## Task prompt:
Go through the data below. Pull out every line that has the word "welchẽ".

## Data for the task:

** begin **

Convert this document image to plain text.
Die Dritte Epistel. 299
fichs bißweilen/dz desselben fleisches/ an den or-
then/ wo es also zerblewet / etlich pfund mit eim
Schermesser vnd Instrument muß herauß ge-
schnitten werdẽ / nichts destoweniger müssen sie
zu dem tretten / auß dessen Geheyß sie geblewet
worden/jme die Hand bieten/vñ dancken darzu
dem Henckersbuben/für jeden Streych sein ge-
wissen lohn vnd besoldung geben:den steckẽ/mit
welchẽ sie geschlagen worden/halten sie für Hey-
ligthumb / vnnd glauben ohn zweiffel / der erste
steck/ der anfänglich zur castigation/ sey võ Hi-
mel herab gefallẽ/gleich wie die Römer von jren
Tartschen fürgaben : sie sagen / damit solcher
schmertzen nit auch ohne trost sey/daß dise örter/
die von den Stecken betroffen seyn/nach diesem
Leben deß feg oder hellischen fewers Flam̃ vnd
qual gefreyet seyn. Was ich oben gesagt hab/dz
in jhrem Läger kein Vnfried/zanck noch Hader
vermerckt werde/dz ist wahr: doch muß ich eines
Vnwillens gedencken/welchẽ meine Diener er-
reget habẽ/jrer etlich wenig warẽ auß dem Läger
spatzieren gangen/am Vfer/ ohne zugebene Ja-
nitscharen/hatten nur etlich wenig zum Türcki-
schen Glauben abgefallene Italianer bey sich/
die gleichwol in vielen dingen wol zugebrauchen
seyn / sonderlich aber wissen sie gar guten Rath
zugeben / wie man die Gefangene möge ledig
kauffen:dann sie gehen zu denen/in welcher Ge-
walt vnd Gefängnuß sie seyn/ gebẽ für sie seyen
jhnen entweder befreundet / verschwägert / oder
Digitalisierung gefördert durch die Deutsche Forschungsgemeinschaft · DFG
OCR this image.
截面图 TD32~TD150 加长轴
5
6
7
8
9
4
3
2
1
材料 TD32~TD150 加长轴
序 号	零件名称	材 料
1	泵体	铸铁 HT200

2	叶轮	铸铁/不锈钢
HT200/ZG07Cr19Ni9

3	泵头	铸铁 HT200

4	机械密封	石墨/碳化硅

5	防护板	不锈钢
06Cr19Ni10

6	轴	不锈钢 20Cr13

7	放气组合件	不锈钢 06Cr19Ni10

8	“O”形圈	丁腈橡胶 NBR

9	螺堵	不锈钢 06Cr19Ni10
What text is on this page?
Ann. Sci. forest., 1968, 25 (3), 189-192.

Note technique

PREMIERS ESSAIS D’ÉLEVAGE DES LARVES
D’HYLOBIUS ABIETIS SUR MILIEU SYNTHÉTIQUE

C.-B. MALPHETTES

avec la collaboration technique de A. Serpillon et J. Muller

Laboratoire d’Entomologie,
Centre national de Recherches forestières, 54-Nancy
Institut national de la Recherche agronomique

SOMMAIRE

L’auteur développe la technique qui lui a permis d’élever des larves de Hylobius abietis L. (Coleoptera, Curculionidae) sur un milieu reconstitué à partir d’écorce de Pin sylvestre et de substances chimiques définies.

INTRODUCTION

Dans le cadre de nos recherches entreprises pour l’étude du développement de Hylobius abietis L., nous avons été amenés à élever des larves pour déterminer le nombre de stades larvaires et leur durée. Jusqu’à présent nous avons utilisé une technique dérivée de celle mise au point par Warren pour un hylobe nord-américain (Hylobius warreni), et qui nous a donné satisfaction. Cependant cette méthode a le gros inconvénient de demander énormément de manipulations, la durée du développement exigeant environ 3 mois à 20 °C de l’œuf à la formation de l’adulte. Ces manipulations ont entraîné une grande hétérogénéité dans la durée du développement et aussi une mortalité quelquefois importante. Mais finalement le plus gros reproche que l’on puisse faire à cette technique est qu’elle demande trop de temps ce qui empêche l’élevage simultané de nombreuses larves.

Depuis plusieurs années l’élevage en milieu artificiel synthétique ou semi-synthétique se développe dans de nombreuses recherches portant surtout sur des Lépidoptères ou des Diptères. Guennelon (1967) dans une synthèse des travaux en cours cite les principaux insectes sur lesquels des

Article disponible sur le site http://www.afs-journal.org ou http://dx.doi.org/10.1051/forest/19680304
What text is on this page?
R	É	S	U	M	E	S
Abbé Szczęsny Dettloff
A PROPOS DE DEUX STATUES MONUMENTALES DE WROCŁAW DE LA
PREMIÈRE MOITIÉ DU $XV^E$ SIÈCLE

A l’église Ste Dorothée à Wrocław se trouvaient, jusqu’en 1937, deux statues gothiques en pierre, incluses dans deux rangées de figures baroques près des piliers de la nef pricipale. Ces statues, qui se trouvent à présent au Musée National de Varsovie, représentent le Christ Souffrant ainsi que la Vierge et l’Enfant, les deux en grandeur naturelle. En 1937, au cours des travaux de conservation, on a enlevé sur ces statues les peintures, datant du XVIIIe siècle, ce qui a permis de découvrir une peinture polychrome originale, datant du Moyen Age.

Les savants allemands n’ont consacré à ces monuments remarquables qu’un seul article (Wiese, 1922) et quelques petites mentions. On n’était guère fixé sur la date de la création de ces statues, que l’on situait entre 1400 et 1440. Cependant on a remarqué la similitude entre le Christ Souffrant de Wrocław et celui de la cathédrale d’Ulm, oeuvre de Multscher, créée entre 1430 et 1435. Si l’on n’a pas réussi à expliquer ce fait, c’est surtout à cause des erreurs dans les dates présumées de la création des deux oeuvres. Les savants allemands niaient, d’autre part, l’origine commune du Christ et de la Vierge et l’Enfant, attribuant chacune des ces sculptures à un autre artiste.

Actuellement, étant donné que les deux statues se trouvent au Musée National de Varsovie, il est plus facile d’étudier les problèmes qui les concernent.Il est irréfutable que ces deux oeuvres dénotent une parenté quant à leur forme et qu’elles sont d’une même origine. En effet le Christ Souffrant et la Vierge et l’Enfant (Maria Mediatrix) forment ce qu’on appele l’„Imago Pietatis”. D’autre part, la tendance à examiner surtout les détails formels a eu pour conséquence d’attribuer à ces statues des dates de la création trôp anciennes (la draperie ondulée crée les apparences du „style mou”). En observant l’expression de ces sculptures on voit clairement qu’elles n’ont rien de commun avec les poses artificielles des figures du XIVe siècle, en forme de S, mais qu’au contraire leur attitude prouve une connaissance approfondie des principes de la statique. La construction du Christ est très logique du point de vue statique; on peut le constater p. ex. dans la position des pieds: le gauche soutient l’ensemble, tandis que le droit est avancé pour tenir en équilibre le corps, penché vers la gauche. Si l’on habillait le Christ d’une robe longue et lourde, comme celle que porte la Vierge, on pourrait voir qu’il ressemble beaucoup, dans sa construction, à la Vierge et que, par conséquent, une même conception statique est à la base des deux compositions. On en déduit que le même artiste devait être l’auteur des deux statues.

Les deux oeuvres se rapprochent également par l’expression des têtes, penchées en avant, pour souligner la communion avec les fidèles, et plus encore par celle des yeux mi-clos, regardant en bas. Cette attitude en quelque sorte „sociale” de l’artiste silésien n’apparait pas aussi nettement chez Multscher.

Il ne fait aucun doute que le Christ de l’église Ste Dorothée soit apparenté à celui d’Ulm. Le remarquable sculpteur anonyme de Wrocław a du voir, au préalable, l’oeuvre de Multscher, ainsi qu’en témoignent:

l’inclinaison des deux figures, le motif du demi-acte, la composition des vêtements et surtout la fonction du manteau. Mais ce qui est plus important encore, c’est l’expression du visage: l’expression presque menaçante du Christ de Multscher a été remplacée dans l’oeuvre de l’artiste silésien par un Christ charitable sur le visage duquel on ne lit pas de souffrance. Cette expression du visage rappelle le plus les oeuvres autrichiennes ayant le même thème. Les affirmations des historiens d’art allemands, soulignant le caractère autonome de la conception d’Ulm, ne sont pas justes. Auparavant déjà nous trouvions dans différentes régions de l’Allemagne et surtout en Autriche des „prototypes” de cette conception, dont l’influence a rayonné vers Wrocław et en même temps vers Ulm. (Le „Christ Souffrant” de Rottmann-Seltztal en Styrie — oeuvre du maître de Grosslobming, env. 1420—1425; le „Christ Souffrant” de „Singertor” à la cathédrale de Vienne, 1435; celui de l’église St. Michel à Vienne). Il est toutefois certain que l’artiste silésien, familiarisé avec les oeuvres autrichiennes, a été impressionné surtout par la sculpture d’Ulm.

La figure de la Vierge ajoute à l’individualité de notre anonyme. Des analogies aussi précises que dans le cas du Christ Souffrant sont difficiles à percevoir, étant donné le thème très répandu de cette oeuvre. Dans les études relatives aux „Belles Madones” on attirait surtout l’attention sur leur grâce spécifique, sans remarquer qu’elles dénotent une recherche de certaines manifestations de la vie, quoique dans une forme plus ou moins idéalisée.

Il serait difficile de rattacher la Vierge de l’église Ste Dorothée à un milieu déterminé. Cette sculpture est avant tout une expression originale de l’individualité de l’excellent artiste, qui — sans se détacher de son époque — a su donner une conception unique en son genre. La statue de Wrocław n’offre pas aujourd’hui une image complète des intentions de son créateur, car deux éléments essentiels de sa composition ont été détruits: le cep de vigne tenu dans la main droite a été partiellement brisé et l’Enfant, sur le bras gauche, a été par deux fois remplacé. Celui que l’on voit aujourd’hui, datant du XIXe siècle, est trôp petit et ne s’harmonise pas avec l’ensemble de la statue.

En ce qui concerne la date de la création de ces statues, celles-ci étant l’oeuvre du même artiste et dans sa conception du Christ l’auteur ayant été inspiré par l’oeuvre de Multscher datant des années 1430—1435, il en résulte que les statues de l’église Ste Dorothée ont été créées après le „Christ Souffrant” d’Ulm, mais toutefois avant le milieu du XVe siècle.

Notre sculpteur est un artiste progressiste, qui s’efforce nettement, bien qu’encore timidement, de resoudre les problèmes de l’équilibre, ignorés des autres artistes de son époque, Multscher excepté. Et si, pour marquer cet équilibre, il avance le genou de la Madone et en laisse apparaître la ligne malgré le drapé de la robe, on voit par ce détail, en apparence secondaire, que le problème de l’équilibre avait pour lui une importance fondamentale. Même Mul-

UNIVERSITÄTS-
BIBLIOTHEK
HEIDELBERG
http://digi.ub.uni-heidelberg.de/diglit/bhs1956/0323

** end **

## Solution to this exercise:
welchẽ sie geschlagen worden/halten sie für Hey-
Vnwillens gedencken/welchẽ meine Diener er-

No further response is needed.